[Dataset rows about figures]
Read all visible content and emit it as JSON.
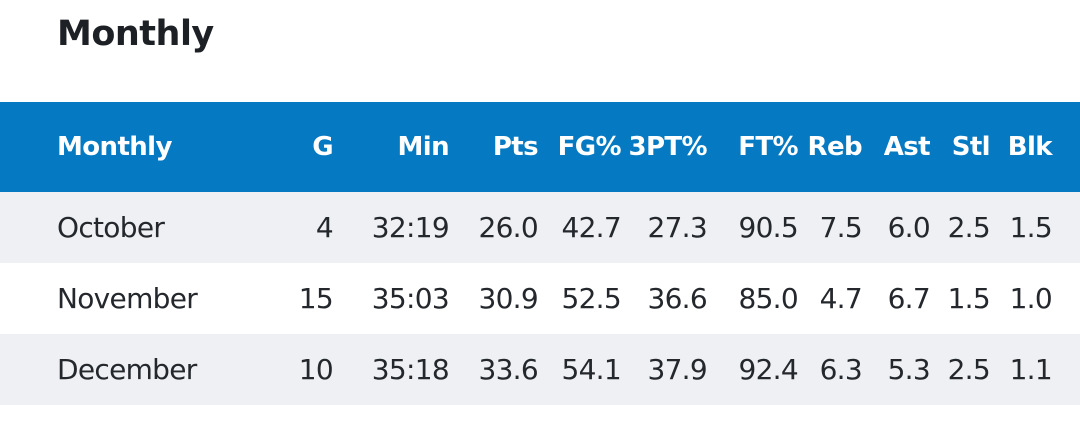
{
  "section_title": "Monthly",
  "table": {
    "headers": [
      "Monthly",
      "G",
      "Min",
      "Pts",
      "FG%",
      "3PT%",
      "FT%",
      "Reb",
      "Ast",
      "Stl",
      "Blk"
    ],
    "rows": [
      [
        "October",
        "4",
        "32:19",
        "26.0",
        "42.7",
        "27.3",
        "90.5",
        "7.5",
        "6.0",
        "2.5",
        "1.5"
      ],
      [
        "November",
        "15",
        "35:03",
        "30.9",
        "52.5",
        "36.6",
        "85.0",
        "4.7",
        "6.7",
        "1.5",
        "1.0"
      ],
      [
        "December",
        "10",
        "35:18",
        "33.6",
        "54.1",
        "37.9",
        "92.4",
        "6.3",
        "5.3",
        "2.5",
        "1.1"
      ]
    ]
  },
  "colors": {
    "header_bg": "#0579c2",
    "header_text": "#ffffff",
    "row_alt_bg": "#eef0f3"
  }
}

WORK TO DO -> Output each line exactly; omit every picture.

TASK OUTPUT ->
Read all visible content and emit it as JSON.
{
  "section_title": "Monthly",
  "table": {
    "headers": [
      "Monthly",
      "G",
      "Min",
      "Pts",
      "FG%",
      "3PT%",
      "FT%",
      "Reb",
      "Ast",
      "Stl",
      "Blk"
    ],
    "rows": [
      [
        "October",
        "4",
        "32:19",
        "26.0",
        "42.7",
        "27.3",
        "90.5",
        "7.5",
        "6.0",
        "2.5",
        "1.5"
      ],
      [
        "November",
        "15",
        "35:03",
        "30.9",
        "52.5",
        "36.6",
        "85.0",
        "4.7",
        "6.7",
        "1.5",
        "1.0"
      ],
      [
        "December",
        "10",
        "35:18",
        "33.6",
        "54.1",
        "37.9",
        "92.4",
        "6.3",
        "5.3",
        "2.5",
        "1.1"
      ]
    ]
  },
  "colors": {
    "header_bg": "#0579c2",
    "header_text": "#ffffff",
    "row_alt_bg": "#eef0f3"
  }
}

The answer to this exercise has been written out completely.